WHAT YOU SHOULD DO |
Copy out every line exactly as given.

SUPPLIED MATERIAL |
>> begin

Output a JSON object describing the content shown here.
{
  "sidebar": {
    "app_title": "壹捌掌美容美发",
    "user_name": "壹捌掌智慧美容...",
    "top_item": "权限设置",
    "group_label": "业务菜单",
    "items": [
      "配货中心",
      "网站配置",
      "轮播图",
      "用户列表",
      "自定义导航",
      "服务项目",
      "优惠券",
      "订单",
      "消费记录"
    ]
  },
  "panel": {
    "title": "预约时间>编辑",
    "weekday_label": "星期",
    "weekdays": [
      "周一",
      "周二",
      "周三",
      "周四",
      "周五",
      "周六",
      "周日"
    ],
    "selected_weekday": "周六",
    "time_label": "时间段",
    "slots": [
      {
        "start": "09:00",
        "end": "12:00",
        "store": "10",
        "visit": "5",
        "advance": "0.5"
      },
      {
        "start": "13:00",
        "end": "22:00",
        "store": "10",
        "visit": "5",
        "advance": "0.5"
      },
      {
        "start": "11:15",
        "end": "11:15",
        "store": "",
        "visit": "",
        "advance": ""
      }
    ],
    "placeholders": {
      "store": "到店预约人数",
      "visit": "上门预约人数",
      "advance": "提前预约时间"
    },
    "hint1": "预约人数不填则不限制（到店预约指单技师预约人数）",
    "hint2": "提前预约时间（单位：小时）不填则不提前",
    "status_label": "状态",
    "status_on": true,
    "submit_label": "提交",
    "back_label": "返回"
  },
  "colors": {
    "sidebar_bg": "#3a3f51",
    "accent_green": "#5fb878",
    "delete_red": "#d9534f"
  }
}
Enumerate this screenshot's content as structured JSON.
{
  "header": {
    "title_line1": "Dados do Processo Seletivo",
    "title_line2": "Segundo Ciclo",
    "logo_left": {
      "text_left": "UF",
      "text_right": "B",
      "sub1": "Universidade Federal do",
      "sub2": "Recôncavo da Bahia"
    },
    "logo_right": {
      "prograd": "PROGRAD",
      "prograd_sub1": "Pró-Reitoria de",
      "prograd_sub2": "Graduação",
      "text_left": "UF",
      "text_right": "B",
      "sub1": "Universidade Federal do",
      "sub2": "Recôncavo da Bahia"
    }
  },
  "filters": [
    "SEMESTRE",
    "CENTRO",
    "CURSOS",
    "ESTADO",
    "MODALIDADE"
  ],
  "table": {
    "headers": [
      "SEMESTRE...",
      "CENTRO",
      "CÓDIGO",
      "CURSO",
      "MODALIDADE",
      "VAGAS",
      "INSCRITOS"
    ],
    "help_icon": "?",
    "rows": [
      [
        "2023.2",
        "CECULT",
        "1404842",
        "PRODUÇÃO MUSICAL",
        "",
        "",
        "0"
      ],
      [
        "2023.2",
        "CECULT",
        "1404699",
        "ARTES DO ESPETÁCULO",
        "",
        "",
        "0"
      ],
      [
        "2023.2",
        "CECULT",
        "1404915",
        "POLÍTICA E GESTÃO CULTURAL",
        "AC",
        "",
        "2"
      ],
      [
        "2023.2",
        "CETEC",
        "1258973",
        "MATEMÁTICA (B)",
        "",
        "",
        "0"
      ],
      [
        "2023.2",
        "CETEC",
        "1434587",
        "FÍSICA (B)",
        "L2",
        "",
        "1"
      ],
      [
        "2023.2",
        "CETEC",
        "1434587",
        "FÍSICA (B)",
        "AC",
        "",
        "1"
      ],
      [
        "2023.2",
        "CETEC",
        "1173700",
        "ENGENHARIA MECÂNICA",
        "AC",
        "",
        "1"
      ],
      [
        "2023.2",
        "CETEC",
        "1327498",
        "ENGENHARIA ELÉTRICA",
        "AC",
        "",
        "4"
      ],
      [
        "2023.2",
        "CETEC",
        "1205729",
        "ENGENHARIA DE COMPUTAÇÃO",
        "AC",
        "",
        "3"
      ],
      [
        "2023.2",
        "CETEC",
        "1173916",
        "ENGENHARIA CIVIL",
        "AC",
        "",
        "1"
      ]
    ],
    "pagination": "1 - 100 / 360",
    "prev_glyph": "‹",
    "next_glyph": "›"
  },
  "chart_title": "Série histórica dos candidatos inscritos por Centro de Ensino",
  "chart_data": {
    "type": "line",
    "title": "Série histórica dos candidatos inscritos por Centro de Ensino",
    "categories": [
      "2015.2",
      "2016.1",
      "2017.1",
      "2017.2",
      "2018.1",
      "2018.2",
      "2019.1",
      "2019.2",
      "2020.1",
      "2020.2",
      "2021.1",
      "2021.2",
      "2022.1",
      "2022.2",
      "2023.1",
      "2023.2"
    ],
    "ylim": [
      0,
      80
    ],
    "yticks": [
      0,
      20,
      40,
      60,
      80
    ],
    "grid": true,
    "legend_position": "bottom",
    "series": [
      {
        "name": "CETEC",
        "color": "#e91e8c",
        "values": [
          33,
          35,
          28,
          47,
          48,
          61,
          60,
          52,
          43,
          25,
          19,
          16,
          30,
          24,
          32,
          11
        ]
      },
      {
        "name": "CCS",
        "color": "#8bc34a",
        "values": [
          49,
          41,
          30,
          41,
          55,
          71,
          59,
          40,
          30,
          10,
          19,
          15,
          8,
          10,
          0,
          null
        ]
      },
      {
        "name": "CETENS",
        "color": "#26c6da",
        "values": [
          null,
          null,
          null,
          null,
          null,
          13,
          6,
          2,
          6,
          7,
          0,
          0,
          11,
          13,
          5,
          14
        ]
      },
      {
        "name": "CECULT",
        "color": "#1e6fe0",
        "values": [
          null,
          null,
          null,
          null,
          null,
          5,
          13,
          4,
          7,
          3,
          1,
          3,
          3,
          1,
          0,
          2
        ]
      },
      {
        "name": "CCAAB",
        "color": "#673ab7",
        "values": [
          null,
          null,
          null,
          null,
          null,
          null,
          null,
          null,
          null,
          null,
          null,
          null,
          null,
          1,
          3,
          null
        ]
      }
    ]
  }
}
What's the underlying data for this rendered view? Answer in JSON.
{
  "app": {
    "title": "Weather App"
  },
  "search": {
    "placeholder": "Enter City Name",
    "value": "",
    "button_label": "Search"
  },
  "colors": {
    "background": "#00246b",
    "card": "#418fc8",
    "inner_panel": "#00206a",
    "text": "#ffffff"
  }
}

>> end

THE RESULT |
Output a JSON object describing the content shown here.
{
  "sidebar": {
    "app_title": "壹捌掌美容美发",
    "user_name": "壹捌掌智慧美容...",
    "top_item": "权限设置",
    "group_label": "业务菜单",
    "items": [
      "配货中心",
      "网站配置",
      "轮播图",
      "用户列表",
      "自定义导航",
      "服务项目",
      "优惠券",
      "订单",
      "消费记录"
    ]
  },
  "panel": {
    "title": "预约时间>编辑",
    "weekday_label": "星期",
    "weekdays": [
      "周一",
      "周二",
      "周三",
      "周四",
      "周五",
      "周六",
      "周日"
    ],
    "selected_weekday": "周六",
    "time_label": "时间段",
    "slots": [
      {
        "start": "09:00",
        "end": "12:00",
        "store": "10",
        "visit": "5",
        "advance": "0.5"
      },
      {
        "start": "13:00",
        "end": "22:00",
        "store": "10",
        "visit": "5",
        "advance": "0.5"
      },
      {
        "start": "11:15",
        "end": "11:15",
        "store": "",
        "visit": "",
        "advance": ""
      }
    ],
    "placeholders": {
      "store": "到店预约人数",
      "visit": "上门预约人数",
      "advance": "提前预约时间"
    },
    "hint1": "预约人数不填则不限制（到店预约指单技师预约人数）",
    "hint2": "提前预约时间（单位：小时）不填则不提前",
    "status_label": "状态",
    "status_on": true,
    "submit_label": "提交",
    "back_label": "返回"
  },
  "colors": {
    "sidebar_bg": "#3a3f51",
    "accent_green": "#5fb878",
    "delete_red": "#d9534f"
  }
}
Enumerate this screenshot's content as structured JSON.
{
  "header": {
    "title_line1": "Dados do Processo Seletivo",
    "title_line2": "Segundo Ciclo",
    "logo_left": {
      "text_left": "UF",
      "text_right": "B",
      "sub1": "Universidade Federal do",
      "sub2": "Recôncavo da Bahia"
    },
    "logo_right": {
      "prograd": "PROGRAD",
      "prograd_sub1": "Pró-Reitoria de",
      "prograd_sub2": "Graduação",
      "text_left": "UF",
      "text_right": "B",
      "sub1": "Universidade Federal do",
      "sub2": "Recôncavo da Bahia"
    }
  },
  "filters": [
    "SEMESTRE",
    "CENTRO",
    "CURSOS",
    "ESTADO",
    "MODALIDADE"
  ],
  "table": {
    "headers": [
      "SEMESTRE...",
      "CENTRO",
      "CÓDIGO",
      "CURSO",
      "MODALIDADE",
      "VAGAS",
      "INSCRITOS"
    ],
    "help_icon": "?",
    "rows": [
      [
        "2023.2",
        "CECULT",
        "1404842",
        "PRODUÇÃO MUSICAL",
        "",
        "",
        "0"
      ],
      [
        "2023.2",
        "CECULT",
        "1404699",
        "ARTES DO ESPETÁCULO",
        "",
        "",
        "0"
      ],
      [
        "2023.2",
        "CECULT",
        "1404915",
        "POLÍTICA E GESTÃO CULTURAL",
        "AC",
        "",
        "2"
      ],
      [
        "2023.2",
        "CETEC",
        "1258973",
        "MATEMÁTICA (B)",
        "",
        "",
        "0"
      ],
      [
        "2023.2",
        "CETEC",
        "1434587",
        "FÍSICA (B)",
        "L2",
        "",
        "1"
      ],
      [
        "2023.2",
        "CETEC",
        "1434587",
        "FÍSICA (B)",
        "AC",
        "",
        "1"
      ],
      [
        "2023.2",
        "CETEC",
        "1173700",
        "ENGENHARIA MECÂNICA",
        "AC",
        "",
        "1"
      ],
      [
        "2023.2",
        "CETEC",
        "1327498",
        "ENGENHARIA ELÉTRICA",
        "AC",
        "",
        "4"
      ],
      [
        "2023.2",
        "CETEC",
        "1205729",
        "ENGENHARIA DE COMPUTAÇÃO",
        "AC",
        "",
        "3"
      ],
      [
        "2023.2",
        "CETEC",
        "1173916",
        "ENGENHARIA CIVIL",
        "AC",
        "",
        "1"
      ]
    ],
    "pagination": "1 - 100 / 360",
    "prev_glyph": "‹",
    "next_glyph": "›"
  },
  "chart_title": "Série histórica dos candidatos inscritos por Centro de Ensino",
  "chart_data": {
    "type": "line",
    "title": "Série histórica dos candidatos inscritos por Centro de Ensino",
    "categories": [
      "2015.2",
      "2016.1",
      "2017.1",
      "2017.2",
      "2018.1",
      "2018.2",
      "2019.1",
      "2019.2",
      "2020.1",
      "2020.2",
      "2021.1",
      "2021.2",
      "2022.1",
      "2022.2",
      "2023.1",
      "2023.2"
    ],
    "ylim": [
      0,
      80
    ],
    "yticks": [
      0,
      20,
      40,
      60,
      80
    ],
    "grid": true,
    "legend_position": "bottom",
    "series": [
      {
        "name": "CETEC",
        "color": "#e91e8c",
        "values": [
          33,
          35,
          28,
          47,
          48,
          61,
          60,
          52,
          43,
          25,
          19,
          16,
          30,
          24,
          32,
          11
        ]
      },
      {
        "name": "CCS",
        "color": "#8bc34a",
        "values": [
          49,
          41,
          30,
          41,
          55,
          71,
          59,
          40,
          30,
          10,
          19,
          15,
          8,
          10,
          0,
          null
        ]
      },
      {
        "name": "CETENS",
        "color": "#26c6da",
        "values": [
          null,
          null,
          null,
          null,
          null,
          13,
          6,
          2,
          6,
          7,
          0,
          0,
          11,
          13,
          5,
          14
        ]
      },
      {
        "name": "CECULT",
        "color": "#1e6fe0",
        "values": [
          null,
          null,
          null,
          null,
          null,
          5,
          13,
          4,
          7,
          3,
          1,
          3,
          3,
          1,
          0,
          2
        ]
      },
      {
        "name": "CCAAB",
        "color": "#673ab7",
        "values": [
          null,
          null,
          null,
          null,
          null,
          null,
          null,
          null,
          null,
          null,
          null,
          null,
          null,
          1,
          3,
          null
        ]
      }
    ]
  }
}
What's the underlying data for this rendered view? Answer in JSON.
{
  "app": {
    "title": "Weather App"
  },
  "search": {
    "placeholder": "Enter City Name",
    "value": "",
    "button_label": "Search"
  },
  "colors": {
    "background": "#00246b",
    "card": "#418fc8",
    "inner_panel": "#00206a",
    "text": "#ffffff"
  }
}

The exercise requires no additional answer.